* [RECORD EXTRACTS]
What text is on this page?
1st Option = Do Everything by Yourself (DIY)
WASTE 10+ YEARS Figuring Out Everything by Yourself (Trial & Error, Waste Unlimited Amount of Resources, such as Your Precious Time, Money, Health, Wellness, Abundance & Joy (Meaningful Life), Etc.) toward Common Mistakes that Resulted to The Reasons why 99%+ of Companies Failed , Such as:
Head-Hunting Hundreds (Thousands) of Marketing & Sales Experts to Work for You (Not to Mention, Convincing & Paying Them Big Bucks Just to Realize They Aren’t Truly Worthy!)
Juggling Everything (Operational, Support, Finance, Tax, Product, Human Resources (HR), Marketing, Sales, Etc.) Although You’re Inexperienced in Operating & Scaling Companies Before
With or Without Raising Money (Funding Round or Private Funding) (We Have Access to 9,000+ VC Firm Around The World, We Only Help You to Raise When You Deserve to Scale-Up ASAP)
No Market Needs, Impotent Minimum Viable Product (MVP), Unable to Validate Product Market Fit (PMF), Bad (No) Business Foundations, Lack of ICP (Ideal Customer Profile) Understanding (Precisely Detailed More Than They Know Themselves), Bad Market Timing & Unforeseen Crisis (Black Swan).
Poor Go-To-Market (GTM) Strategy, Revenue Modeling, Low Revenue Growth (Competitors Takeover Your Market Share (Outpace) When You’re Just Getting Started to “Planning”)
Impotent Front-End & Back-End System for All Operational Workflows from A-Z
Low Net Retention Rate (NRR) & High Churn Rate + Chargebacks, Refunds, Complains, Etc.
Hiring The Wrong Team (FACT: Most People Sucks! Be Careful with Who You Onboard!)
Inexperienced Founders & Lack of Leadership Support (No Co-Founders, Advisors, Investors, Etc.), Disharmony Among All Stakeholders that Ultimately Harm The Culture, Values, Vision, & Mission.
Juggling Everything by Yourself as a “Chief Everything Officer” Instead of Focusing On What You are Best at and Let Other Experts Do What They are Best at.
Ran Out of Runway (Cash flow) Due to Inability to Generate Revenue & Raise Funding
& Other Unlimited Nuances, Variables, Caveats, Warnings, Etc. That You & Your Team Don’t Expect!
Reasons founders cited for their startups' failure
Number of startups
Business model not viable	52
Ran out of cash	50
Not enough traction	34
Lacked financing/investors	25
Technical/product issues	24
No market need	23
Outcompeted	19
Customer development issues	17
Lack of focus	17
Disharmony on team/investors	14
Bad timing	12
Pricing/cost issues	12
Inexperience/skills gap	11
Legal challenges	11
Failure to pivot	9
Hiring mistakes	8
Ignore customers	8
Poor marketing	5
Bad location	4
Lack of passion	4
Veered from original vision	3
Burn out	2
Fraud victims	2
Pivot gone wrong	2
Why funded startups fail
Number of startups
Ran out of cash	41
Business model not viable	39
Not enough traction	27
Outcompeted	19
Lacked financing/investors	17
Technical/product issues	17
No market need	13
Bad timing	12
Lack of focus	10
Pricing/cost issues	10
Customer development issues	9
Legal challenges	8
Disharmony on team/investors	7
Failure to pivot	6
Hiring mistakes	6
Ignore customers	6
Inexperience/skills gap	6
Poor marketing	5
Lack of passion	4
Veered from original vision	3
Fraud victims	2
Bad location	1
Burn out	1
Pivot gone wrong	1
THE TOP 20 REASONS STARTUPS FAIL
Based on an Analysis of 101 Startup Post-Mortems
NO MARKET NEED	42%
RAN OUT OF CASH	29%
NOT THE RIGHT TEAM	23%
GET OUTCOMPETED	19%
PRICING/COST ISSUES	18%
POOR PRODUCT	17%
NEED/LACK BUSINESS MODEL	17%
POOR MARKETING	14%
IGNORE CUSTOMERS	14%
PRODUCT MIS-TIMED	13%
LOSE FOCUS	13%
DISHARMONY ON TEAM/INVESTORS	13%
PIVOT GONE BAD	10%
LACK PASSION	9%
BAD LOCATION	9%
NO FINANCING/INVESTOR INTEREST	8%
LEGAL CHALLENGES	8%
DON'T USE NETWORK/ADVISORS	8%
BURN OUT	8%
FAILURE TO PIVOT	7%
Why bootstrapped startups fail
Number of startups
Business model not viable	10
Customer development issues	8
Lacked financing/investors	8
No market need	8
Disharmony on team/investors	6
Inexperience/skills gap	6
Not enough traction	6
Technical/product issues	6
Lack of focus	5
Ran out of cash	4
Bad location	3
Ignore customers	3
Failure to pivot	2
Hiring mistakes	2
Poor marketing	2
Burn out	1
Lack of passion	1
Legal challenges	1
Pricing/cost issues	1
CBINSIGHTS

* [YOUR OBJECTIVE] Return every entry exactly as given.

* [RESULT OF THE EXERCISE]
What text is on this page?
1st Option = Do Everything by Yourself (DIY)
WASTE 10+ YEARS Figuring Out Everything by Yourself (Trial & Error, Waste Unlimited Amount of Resources, such as Your Precious Time, Money, Health, Wellness, Abundance & Joy (Meaningful Life), Etc.) toward Common Mistakes that Resulted to The Reasons why 99%+ of Companies Failed , Such as:
Head-Hunting Hundreds (Thousands) of Marketing & Sales Experts to Work for You (Not to Mention, Convincing & Paying Them Big Bucks Just to Realize They Aren’t Truly Worthy!)
Juggling Everything (Operational, Support, Finance, Tax, Product, Human Resources (HR), Marketing, Sales, Etc.) Although You’re Inexperienced in Operating & Scaling Companies Before
With or Without Raising Money (Funding Round or Private Funding) (We Have Access to 9,000+ VC Firm Around The World, We Only Help You to Raise When You Deserve to Scale-Up ASAP)
No Market Needs, Impotent Minimum Viable Product (MVP), Unable to Validate Product Market Fit (PMF), Bad (No) Business Foundations, Lack of ICP (Ideal Customer Profile) Understanding (Precisely Detailed More Than They Know Themselves), Bad Market Timing & Unforeseen Crisis (Black Swan).
Poor Go-To-Market (GTM) Strategy, Revenue Modeling, Low Revenue Growth (Competitors Takeover Your Market Share (Outpace) When You’re Just Getting Started to “Planning”)
Impotent Front-End & Back-End System for All Operational Workflows from A-Z
Low Net Retention Rate (NRR) & High Churn Rate + Chargebacks, Refunds, Complains, Etc.
Hiring The Wrong Team (FACT: Most People Sucks! Be Careful with Who You Onboard!)
Inexperienced Founders & Lack of Leadership Support (No Co-Founders, Advisors, Investors, Etc.), Disharmony Among All Stakeholders that Ultimately Harm The Culture, Values, Vision, & Mission.
Juggling Everything by Yourself as a “Chief Everything Officer” Instead of Focusing On What You are Best at and Let Other Experts Do What They are Best at.
Ran Out of Runway (Cash flow) Due to Inability to Generate Revenue & Raise Funding
& Other Unlimited Nuances, Variables, Caveats, Warnings, Etc. That You & Your Team Don’t Expect!
Reasons founders cited for their startups' failure
Number of startups
Business model not viable	52
Ran out of cash	50
Not enough traction	34
Lacked financing/investors	25
Technical/product issues	24
No market need	23
Outcompeted	19
Customer development issues	17
Lack of focus	17
Disharmony on team/investors	14
Bad timing	12
Pricing/cost issues	12
Inexperience/skills gap	11
Legal challenges	11
Failure to pivot	9
Hiring mistakes	8
Ignore customers	8
Poor marketing	5
Bad location	4
Lack of passion	4
Veered from original vision	3
Burn out	2
Fraud victims	2
Pivot gone wrong	2
Why funded startups fail
Number of startups
Ran out of cash	41
Business model not viable	39
Not enough traction	27
Outcompeted	19
Lacked financing/investors	17
Technical/product issues	17
No market need	13
Bad timing	12
Lack of focus	10
Pricing/cost issues	10
Customer development issues	9
Legal challenges	8
Disharmony on team/investors	7
Failure to pivot	6
Hiring mistakes	6
Ignore customers	6
Inexperience/skills gap	6
Poor marketing	5
Lack of passion	4
Veered from original vision	3
Fraud victims	2
Bad location	1
Burn out	1
Pivot gone wrong	1
THE TOP 20 REASONS STARTUPS FAIL
Based on an Analysis of 101 Startup Post-Mortems
NO MARKET NEED	42%
RAN OUT OF CASH	29%
NOT THE RIGHT TEAM	23%
GET OUTCOMPETED	19%
PRICING/COST ISSUES	18%
POOR PRODUCT	17%
NEED/LACK BUSINESS MODEL	17%
POOR MARKETING	14%
IGNORE CUSTOMERS	14%
PRODUCT MIS-TIMED	13%
LOSE FOCUS	13%
DISHARMONY ON TEAM/INVESTORS	13%
PIVOT GONE BAD	10%
LACK PASSION	9%
BAD LOCATION	9%
NO FINANCING/INVESTOR INTEREST	8%
LEGAL CHALLENGES	8%
DON'T USE NETWORK/ADVISORS	8%
BURN OUT	8%
FAILURE TO PIVOT	7%
Why bootstrapped startups fail
Number of startups
Business model not viable	10
Customer development issues	8
Lacked financing/investors	8
No market need	8
Disharmony on team/investors	6
Inexperience/skills gap	6
Not enough traction	6
Technical/product issues	6
Lack of focus	5
Ran out of cash	4
Bad location	3
Ignore customers	3
Failure to pivot	2
Hiring mistakes	2
Poor marketing	2
Burn out	1
Lack of passion	1
Legal challenges	1
Pricing/cost issues	1
CBINSIGHTS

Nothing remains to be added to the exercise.